§ **PROBLEM DETAILS**
Every record here needs to be written out again exactly.

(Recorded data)
──────────
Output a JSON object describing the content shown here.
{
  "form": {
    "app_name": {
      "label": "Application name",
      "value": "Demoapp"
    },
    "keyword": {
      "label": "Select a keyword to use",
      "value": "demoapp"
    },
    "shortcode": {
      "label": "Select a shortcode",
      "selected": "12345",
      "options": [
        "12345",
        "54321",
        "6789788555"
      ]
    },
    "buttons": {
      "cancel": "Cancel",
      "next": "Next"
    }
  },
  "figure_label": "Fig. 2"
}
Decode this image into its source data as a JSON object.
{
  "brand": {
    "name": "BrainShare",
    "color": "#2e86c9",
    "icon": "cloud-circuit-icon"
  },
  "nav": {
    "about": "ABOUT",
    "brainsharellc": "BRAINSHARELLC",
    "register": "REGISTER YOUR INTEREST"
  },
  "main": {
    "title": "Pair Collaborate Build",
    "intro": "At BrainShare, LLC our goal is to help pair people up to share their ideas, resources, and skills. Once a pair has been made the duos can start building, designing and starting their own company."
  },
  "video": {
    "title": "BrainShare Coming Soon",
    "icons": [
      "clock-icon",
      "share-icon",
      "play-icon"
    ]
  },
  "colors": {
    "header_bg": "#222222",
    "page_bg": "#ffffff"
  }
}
──────────
§ **ANSWER TO THIS EXERCISE**
Output a JSON object describing the content shown here.
{
  "form": {
    "app_name": {
      "label": "Application name",
      "value": "Demoapp"
    },
    "keyword": {
      "label": "Select a keyword to use",
      "value": "demoapp"
    },
    "shortcode": {
      "label": "Select a shortcode",
      "selected": "12345",
      "options": [
        "12345",
        "54321",
        "6789788555"
      ]
    },
    "buttons": {
      "cancel": "Cancel",
      "next": "Next"
    }
  },
  "figure_label": "Fig. 2"
}
Decode this image into its source data as a JSON object.
{
  "brand": {
    "name": "BrainShare",
    "color": "#2e86c9",
    "icon": "cloud-circuit-icon"
  },
  "nav": {
    "about": "ABOUT",
    "brainsharellc": "BRAINSHARELLC",
    "register": "REGISTER YOUR INTEREST"
  },
  "main": {
    "title": "Pair Collaborate Build",
    "intro": "At BrainShare, LLC our goal is to help pair people up to share their ideas, resources, and skills. Once a pair has been made the duos can start building, designing and starting their own company."
  },
  "video": {
    "title": "BrainShare Coming Soon",
    "icons": [
      "clock-icon",
      "share-icon",
      "play-icon"
    ]
  },
  "colors": {
    "header_bg": "#222222",
    "page_bg": "#ffffff"
  }
}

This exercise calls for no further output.